**EXERCISE**
Show every line below where "description" can be found.

**RECORDS FOR PROCESSING**
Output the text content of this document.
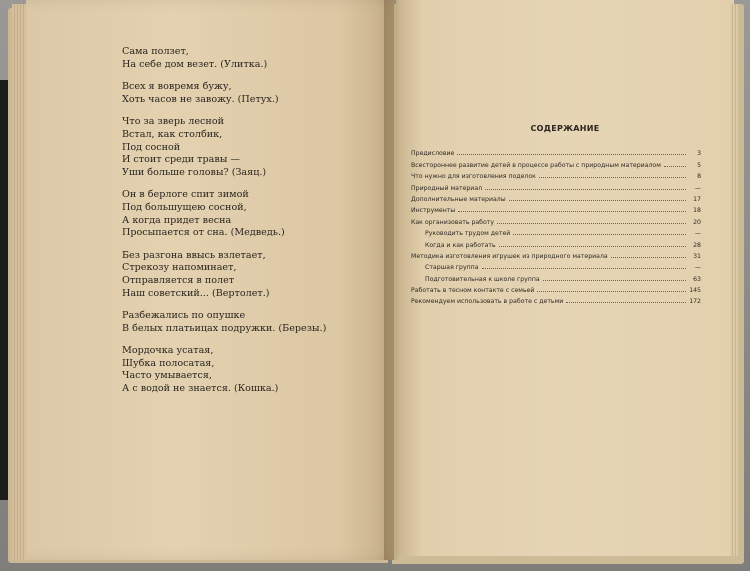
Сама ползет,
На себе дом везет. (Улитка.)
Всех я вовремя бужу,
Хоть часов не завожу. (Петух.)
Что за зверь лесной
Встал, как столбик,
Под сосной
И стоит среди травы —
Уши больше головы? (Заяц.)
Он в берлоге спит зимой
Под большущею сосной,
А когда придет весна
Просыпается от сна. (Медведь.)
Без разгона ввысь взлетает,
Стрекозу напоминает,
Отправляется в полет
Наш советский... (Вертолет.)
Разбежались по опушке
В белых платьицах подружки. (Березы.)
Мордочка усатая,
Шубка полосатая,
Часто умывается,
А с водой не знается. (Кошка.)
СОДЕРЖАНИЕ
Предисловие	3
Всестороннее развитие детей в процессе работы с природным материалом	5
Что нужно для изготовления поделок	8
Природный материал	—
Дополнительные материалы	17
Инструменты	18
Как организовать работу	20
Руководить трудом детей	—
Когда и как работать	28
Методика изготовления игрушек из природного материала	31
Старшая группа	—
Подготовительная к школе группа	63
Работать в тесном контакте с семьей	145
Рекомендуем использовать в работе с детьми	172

--

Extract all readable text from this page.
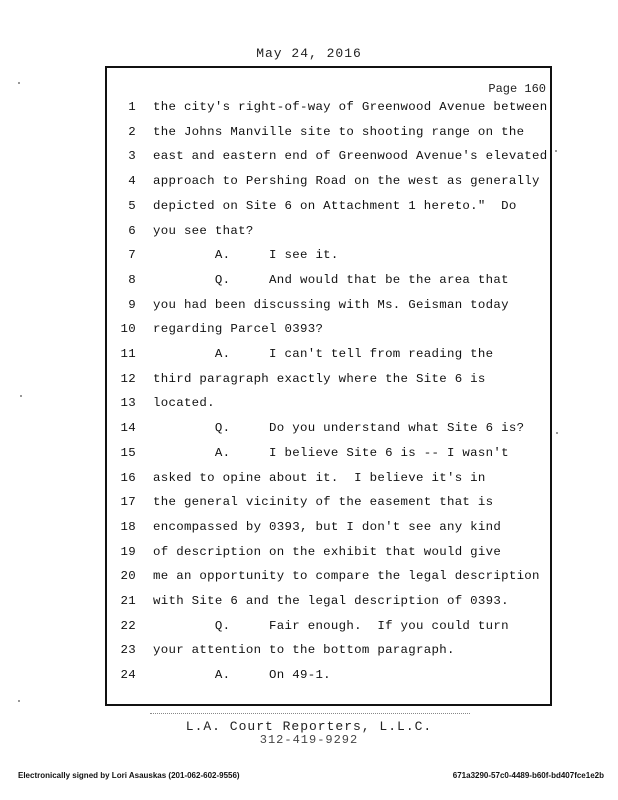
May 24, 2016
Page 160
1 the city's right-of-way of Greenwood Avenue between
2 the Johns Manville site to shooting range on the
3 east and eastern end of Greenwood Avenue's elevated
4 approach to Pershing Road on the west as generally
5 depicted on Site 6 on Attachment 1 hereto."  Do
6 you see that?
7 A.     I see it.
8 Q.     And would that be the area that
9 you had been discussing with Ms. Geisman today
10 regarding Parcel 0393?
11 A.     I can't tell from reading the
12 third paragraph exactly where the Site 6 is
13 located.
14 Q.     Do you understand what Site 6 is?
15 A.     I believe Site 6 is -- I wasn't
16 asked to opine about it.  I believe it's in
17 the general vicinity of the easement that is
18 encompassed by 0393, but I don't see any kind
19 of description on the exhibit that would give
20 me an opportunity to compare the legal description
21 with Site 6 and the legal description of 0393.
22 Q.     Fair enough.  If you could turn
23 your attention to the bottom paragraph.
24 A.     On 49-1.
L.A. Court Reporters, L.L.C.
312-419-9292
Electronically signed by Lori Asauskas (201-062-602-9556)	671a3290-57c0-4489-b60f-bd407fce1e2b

--

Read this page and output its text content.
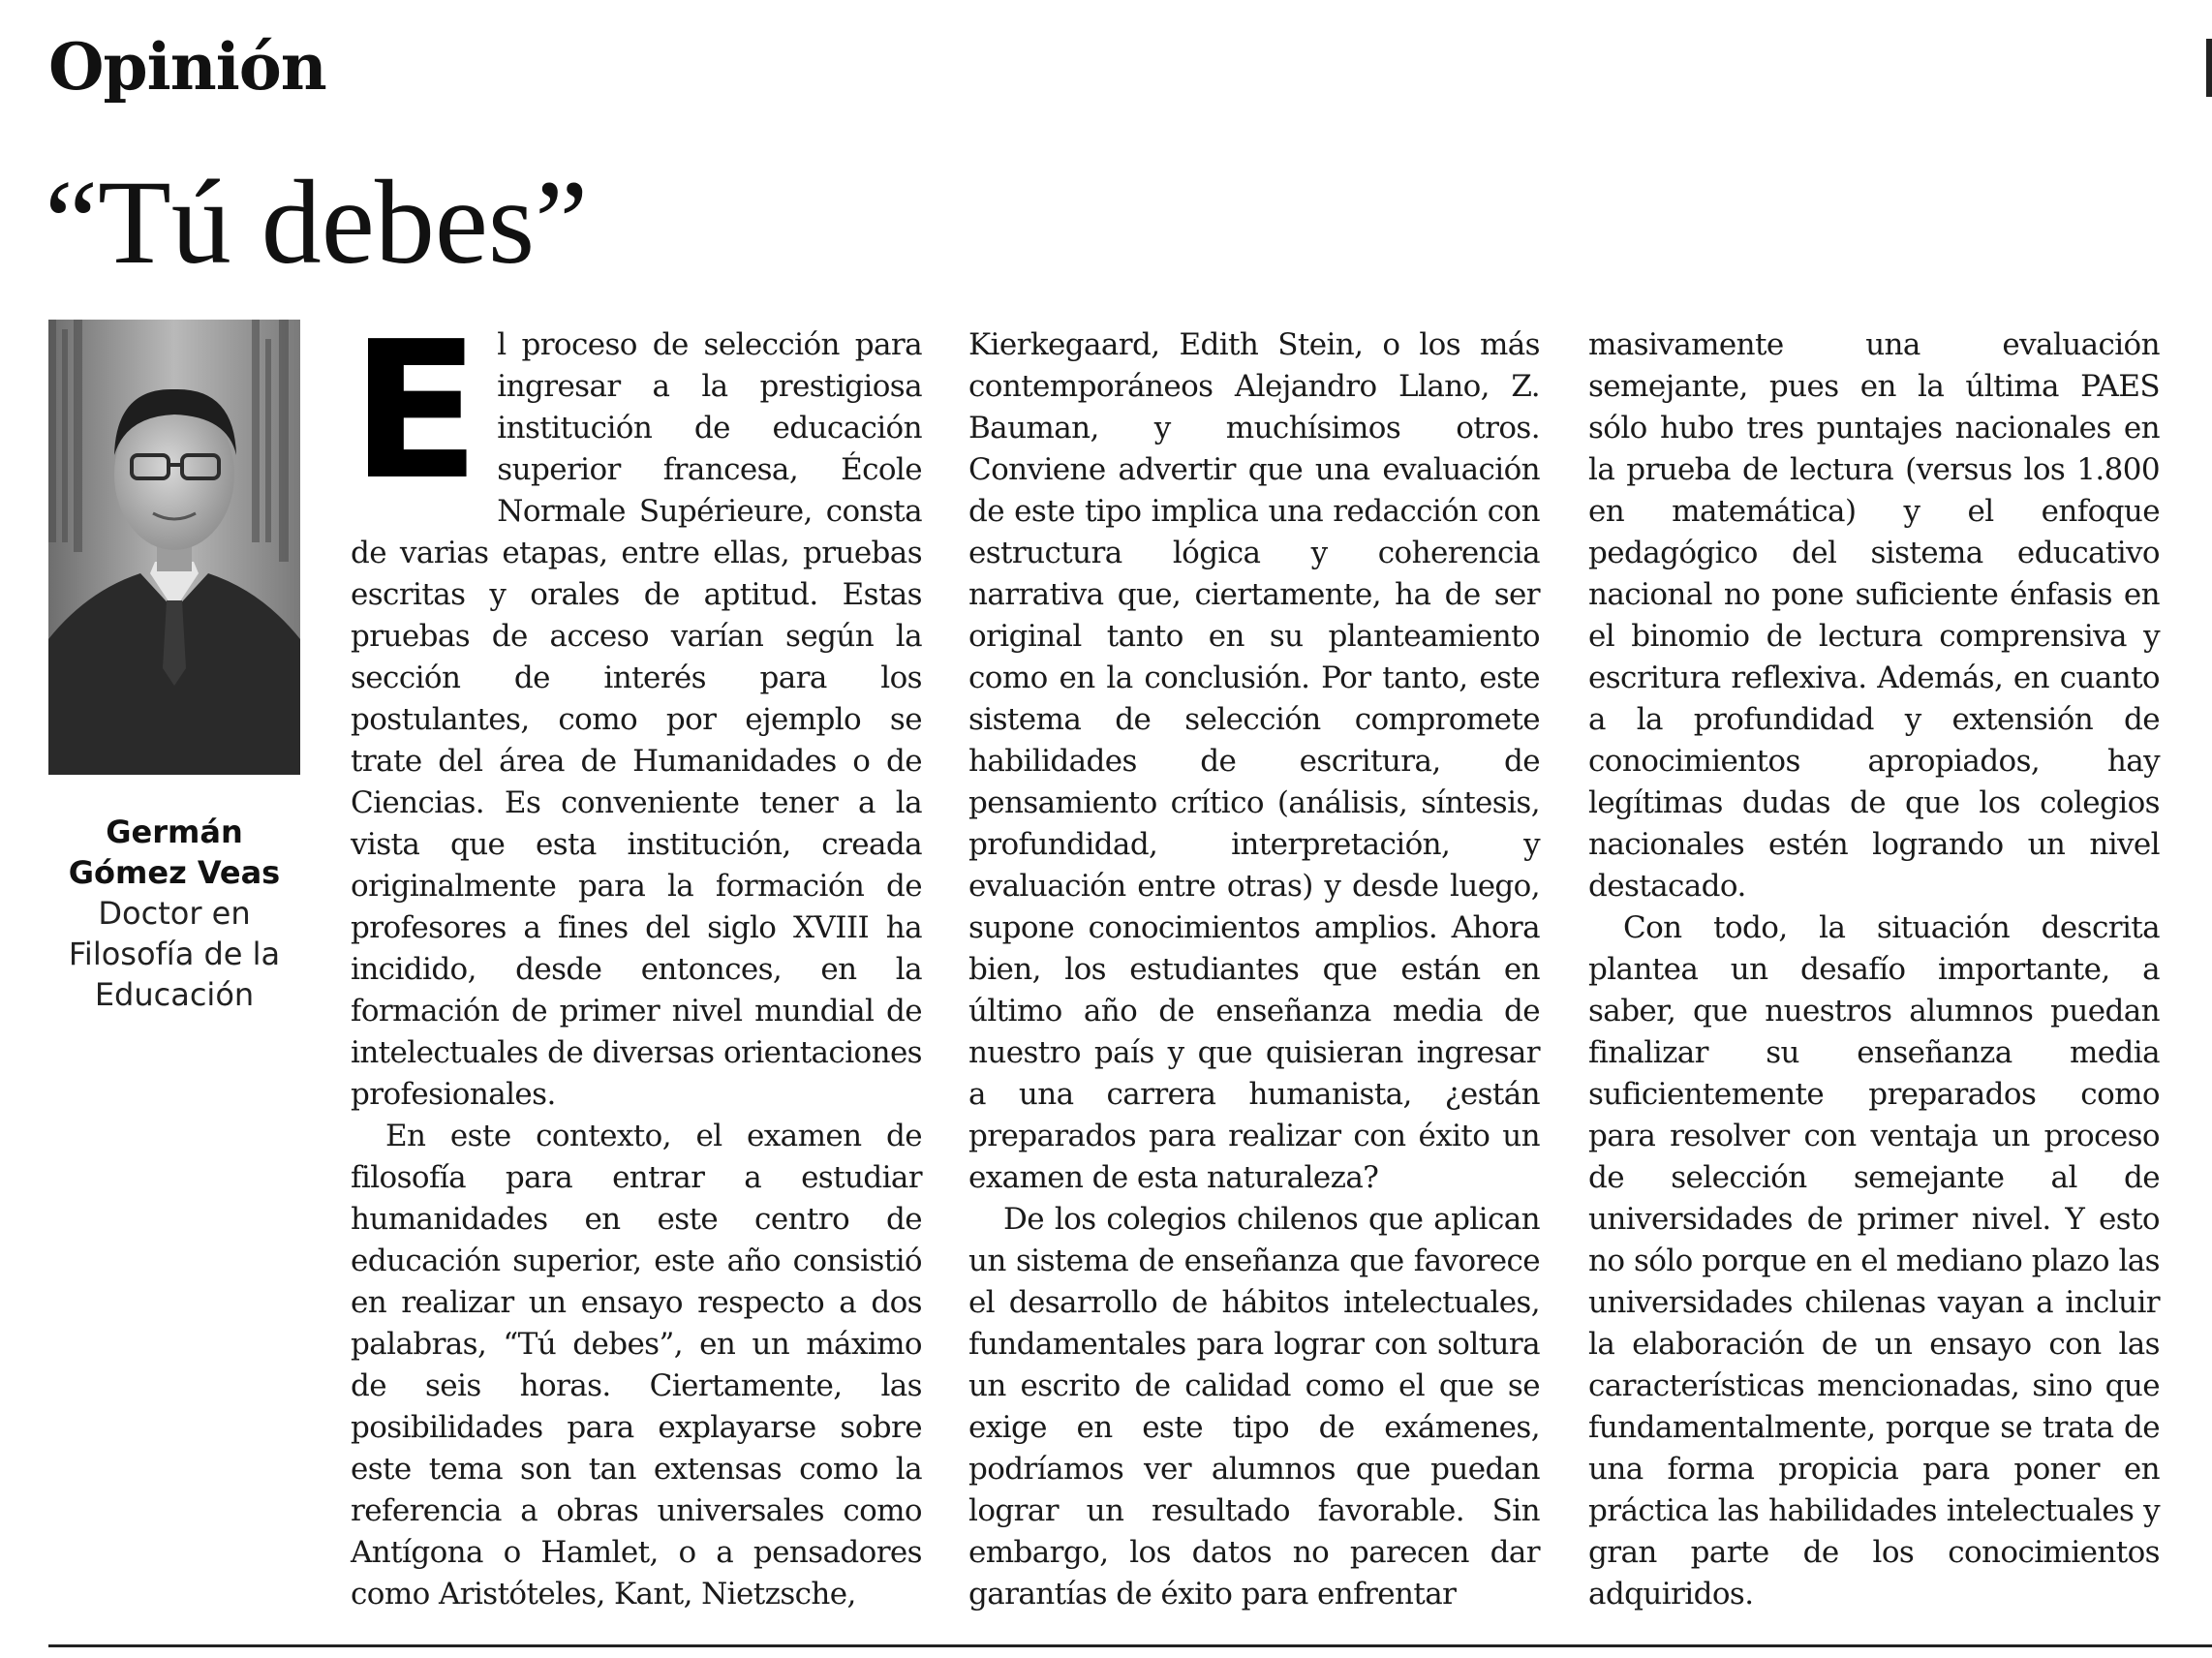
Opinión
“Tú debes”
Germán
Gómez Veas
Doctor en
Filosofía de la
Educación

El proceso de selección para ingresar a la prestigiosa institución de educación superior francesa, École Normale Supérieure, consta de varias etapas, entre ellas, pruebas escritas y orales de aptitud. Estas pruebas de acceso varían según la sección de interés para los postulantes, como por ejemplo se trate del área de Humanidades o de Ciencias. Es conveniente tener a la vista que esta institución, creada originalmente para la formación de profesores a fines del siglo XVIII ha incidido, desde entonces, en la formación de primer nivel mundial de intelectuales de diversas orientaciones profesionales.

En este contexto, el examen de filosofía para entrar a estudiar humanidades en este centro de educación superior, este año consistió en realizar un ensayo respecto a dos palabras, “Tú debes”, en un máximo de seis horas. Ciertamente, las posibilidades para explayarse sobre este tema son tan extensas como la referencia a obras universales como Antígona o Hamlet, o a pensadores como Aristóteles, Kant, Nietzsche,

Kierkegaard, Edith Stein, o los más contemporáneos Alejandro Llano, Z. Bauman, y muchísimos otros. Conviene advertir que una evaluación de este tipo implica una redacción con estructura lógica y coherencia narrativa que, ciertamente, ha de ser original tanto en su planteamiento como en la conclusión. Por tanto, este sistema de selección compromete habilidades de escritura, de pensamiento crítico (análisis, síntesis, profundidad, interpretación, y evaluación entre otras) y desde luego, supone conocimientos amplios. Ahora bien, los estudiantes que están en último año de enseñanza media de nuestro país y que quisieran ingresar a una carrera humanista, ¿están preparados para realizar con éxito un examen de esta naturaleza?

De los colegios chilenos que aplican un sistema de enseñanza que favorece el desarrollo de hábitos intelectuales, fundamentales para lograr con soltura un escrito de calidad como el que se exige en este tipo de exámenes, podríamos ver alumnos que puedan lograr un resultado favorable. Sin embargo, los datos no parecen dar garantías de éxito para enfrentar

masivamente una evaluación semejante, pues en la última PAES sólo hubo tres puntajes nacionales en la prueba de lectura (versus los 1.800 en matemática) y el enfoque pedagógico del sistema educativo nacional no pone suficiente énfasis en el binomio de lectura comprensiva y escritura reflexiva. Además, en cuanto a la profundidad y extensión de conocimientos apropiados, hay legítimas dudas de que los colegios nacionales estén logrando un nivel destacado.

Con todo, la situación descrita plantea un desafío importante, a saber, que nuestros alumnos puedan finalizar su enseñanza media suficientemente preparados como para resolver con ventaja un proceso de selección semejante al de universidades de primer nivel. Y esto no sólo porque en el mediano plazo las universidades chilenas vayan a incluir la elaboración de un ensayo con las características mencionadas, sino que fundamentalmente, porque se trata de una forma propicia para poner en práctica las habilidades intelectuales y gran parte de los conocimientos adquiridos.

**RESULT OF THIS EXERCISE**
19 of description on the exhibit that would give
20 me an opportunity to compare the legal description
21 with Site 6 and the legal description of 0393.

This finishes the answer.